▶ _Written exercise_:
Transcribe every record that appears below, exactly and in full.
[start of Entries provided]
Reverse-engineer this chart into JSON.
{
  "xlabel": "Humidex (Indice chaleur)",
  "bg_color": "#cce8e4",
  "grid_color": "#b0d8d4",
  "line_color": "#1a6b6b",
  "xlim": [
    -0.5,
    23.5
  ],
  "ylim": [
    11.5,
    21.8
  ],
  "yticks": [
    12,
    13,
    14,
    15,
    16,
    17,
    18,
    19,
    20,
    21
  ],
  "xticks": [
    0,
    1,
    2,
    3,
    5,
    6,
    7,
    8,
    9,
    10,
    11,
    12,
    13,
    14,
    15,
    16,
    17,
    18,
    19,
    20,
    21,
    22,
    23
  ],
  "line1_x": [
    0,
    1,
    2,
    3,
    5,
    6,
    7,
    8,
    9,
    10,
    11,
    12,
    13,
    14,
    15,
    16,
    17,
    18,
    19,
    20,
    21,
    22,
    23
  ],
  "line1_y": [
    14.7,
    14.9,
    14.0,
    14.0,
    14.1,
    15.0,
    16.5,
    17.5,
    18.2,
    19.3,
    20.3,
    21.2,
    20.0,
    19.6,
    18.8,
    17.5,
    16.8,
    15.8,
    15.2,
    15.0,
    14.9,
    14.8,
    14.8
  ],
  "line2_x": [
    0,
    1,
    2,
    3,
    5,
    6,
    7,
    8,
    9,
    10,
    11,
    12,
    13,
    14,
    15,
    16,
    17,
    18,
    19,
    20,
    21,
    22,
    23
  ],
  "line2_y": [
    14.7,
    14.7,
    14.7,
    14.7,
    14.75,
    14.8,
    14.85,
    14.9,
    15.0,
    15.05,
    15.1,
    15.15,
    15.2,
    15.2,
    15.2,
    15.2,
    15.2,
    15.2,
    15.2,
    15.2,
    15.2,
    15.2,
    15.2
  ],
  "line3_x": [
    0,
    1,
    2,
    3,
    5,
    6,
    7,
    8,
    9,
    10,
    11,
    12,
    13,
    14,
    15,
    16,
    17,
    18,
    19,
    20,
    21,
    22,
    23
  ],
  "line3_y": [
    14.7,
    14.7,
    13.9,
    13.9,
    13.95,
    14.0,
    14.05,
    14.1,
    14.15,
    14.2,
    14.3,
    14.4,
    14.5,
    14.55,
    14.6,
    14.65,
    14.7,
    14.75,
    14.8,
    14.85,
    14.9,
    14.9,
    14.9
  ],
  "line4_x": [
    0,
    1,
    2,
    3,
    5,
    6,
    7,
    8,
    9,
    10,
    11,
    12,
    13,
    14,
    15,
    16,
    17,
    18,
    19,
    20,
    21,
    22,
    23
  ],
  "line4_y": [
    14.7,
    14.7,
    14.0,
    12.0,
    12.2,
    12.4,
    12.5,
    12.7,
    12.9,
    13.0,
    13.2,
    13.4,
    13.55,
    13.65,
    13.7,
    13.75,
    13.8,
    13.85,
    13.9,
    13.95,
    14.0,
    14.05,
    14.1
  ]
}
[end of Entries provided]
▶ _Problem solution_:
Reverse-engineer this chart into JSON.
{
  "xlabel": "Humidex (Indice chaleur)",
  "bg_color": "#cce8e4",
  "grid_color": "#b0d8d4",
  "line_color": "#1a6b6b",
  "xlim": [
    -0.5,
    23.5
  ],
  "ylim": [
    11.5,
    21.8
  ],
  "yticks": [
    12,
    13,
    14,
    15,
    16,
    17,
    18,
    19,
    20,
    21
  ],
  "xticks": [
    0,
    1,
    2,
    3,
    5,
    6,
    7,
    8,
    9,
    10,
    11,
    12,
    13,
    14,
    15,
    16,
    17,
    18,
    19,
    20,
    21,
    22,
    23
  ],
  "line1_x": [
    0,
    1,
    2,
    3,
    5,
    6,
    7,
    8,
    9,
    10,
    11,
    12,
    13,
    14,
    15,
    16,
    17,
    18,
    19,
    20,
    21,
    22,
    23
  ],
  "line1_y": [
    14.7,
    14.9,
    14.0,
    14.0,
    14.1,
    15.0,
    16.5,
    17.5,
    18.2,
    19.3,
    20.3,
    21.2,
    20.0,
    19.6,
    18.8,
    17.5,
    16.8,
    15.8,
    15.2,
    15.0,
    14.9,
    14.8,
    14.8
  ],
  "line2_x": [
    0,
    1,
    2,
    3,
    5,
    6,
    7,
    8,
    9,
    10,
    11,
    12,
    13,
    14,
    15,
    16,
    17,
    18,
    19,
    20,
    21,
    22,
    23
  ],
  "line2_y": [
    14.7,
    14.7,
    14.7,
    14.7,
    14.75,
    14.8,
    14.85,
    14.9,
    15.0,
    15.05,
    15.1,
    15.15,
    15.2,
    15.2,
    15.2,
    15.2,
    15.2,
    15.2,
    15.2,
    15.2,
    15.2,
    15.2,
    15.2
  ],
  "line3_x": [
    0,
    1,
    2,
    3,
    5,
    6,
    7,
    8,
    9,
    10,
    11,
    12,
    13,
    14,
    15,
    16,
    17,
    18,
    19,
    20,
    21,
    22,
    23
  ],
  "line3_y": [
    14.7,
    14.7,
    13.9,
    13.9,
    13.95,
    14.0,
    14.05,
    14.1,
    14.15,
    14.2,
    14.3,
    14.4,
    14.5,
    14.55,
    14.6,
    14.65,
    14.7,
    14.75,
    14.8,
    14.85,
    14.9,
    14.9,
    14.9
  ],
  "line4_x": [
    0,
    1,
    2,
    3,
    5,
    6,
    7,
    8,
    9,
    10,
    11,
    12,
    13,
    14,
    15,
    16,
    17,
    18,
    19,
    20,
    21,
    22,
    23
  ],
  "line4_y": [
    14.7,
    14.7,
    14.0,
    12.0,
    12.2,
    12.4,
    12.5,
    12.7,
    12.9,
    13.0,
    13.2,
    13.4,
    13.55,
    13.65,
    13.7,
    13.75,
    13.8,
    13.85,
    13.9,
    13.95,
    14.0,
    14.05,
    14.1
  ]
}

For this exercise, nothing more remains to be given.